(Working data):

— begin —

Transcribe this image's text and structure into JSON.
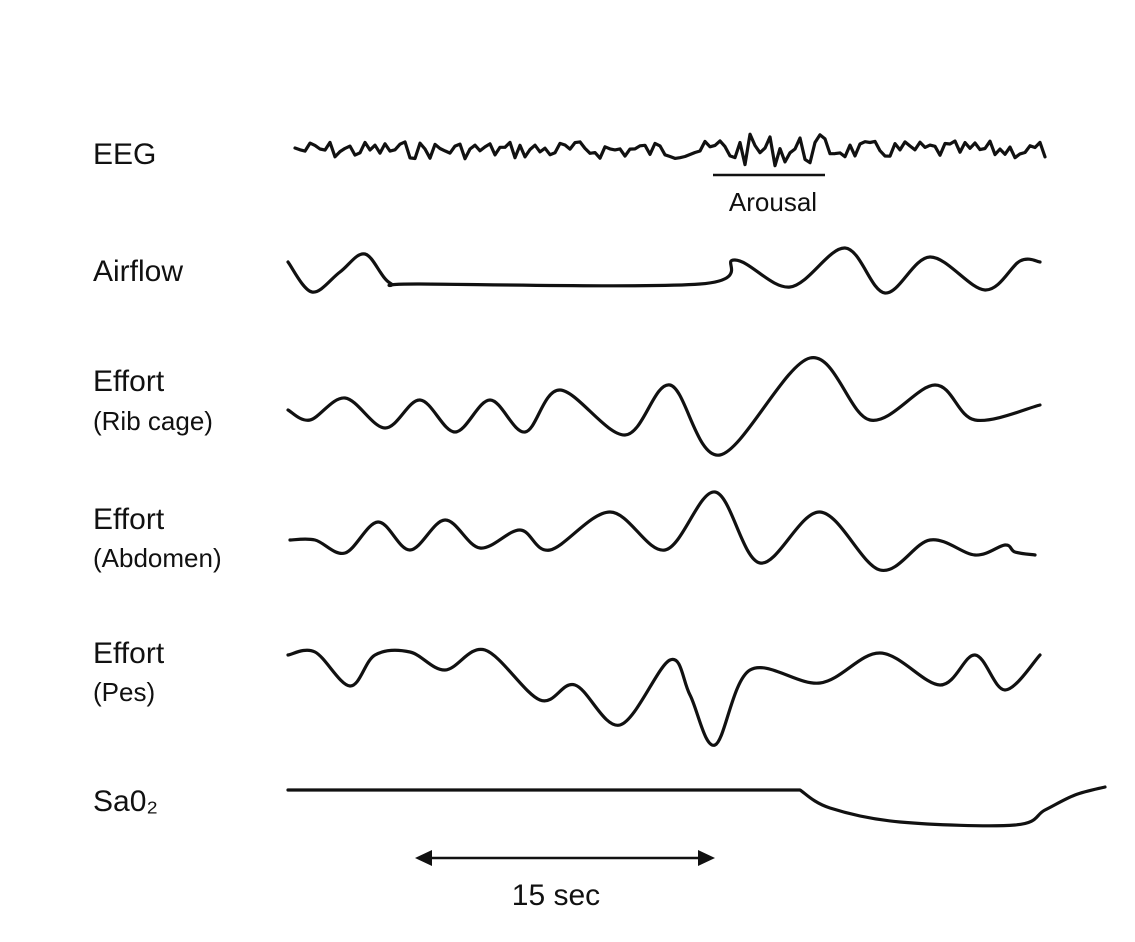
{
  "traces": [
    {
      "label": "EEG"
    },
    {
      "label": "Airflow"
    },
    {
      "label": "Effort",
      "sublabel": "(Rib cage)"
    },
    {
      "label": "Effort",
      "sublabel": "(Abdomen)"
    },
    {
      "label": "Effort",
      "sublabel": "(Pes)"
    },
    {
      "label": "Sa0₂"
    }
  ],
  "annotations": {
    "arousal": "Arousal"
  },
  "scale": {
    "label": "15 sec"
  }
}
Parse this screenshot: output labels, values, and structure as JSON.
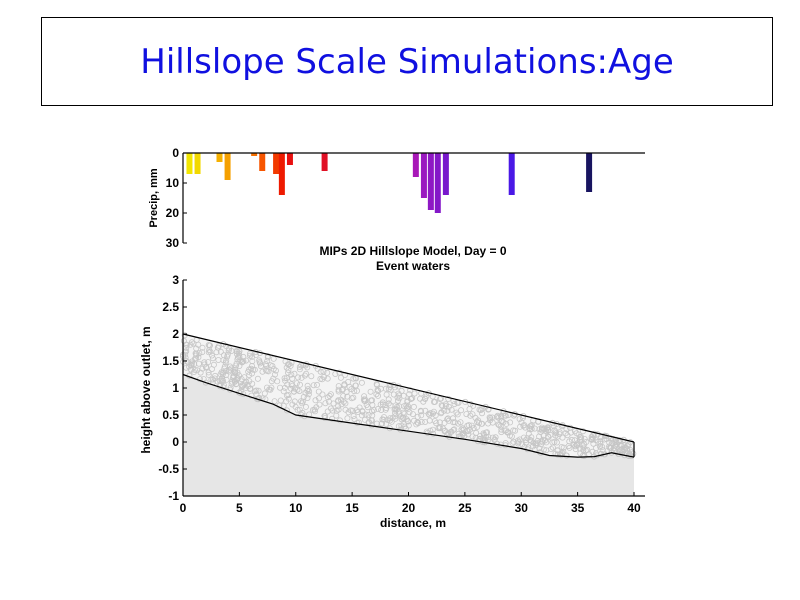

— end —

(Problem details): The listing above must be printed again exactly, minus its pictures.

(Reply to the exercise):
Transcribe this image's text and structure into JSON.
{
  "traces": [
    {
      "label": "EEG"
    },
    {
      "label": "Airflow"
    },
    {
      "label": "Effort",
      "sublabel": "(Rib cage)"
    },
    {
      "label": "Effort",
      "sublabel": "(Abdomen)"
    },
    {
      "label": "Effort",
      "sublabel": "(Pes)"
    },
    {
      "label": "Sa0₂"
    }
  ],
  "annotations": {
    "arousal": "Arousal"
  },
  "scale": {
    "label": "15 sec"
  }
}
Parse this screenshot: output labels, values, and structure as JSON.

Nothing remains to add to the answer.